Task instructions. Wherever a line below holds the word "name", copy that line.

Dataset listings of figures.
++++++++++

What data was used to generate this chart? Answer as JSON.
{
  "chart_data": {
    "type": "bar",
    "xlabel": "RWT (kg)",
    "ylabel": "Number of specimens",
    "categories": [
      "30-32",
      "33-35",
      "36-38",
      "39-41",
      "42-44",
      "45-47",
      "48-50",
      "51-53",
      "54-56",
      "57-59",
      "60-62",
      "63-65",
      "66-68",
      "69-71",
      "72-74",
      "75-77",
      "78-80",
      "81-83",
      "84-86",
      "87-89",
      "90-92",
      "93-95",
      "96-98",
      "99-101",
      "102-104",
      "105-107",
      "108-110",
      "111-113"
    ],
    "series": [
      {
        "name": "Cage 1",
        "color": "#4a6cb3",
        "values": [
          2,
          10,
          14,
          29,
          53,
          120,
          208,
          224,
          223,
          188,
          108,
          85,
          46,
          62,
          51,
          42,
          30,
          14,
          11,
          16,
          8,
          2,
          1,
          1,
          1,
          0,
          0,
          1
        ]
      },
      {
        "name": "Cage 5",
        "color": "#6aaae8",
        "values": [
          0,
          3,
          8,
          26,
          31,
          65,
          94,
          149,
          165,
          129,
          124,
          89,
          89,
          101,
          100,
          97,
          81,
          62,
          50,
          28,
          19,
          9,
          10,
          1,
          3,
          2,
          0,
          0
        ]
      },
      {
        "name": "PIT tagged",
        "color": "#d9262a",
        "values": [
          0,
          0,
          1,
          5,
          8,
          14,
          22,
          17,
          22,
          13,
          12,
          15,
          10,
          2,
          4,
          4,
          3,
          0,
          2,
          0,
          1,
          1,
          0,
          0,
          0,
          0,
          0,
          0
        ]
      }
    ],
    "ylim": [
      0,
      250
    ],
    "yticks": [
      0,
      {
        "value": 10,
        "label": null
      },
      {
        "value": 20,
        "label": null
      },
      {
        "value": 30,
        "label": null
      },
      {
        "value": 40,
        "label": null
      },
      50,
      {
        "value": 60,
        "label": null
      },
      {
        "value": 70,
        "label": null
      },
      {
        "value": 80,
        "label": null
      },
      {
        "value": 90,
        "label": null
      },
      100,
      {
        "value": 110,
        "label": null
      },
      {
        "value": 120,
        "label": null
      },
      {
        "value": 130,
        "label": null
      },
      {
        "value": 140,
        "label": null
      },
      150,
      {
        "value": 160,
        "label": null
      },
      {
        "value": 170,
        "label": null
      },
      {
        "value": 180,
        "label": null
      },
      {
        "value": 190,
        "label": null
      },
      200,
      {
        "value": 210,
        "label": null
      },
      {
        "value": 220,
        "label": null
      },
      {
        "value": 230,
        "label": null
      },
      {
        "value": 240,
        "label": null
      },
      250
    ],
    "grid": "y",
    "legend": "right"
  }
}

++++++++++

Solution.
        "name": "Cage 1",
        "name": "Cage 5",
        "name": "PIT tagged",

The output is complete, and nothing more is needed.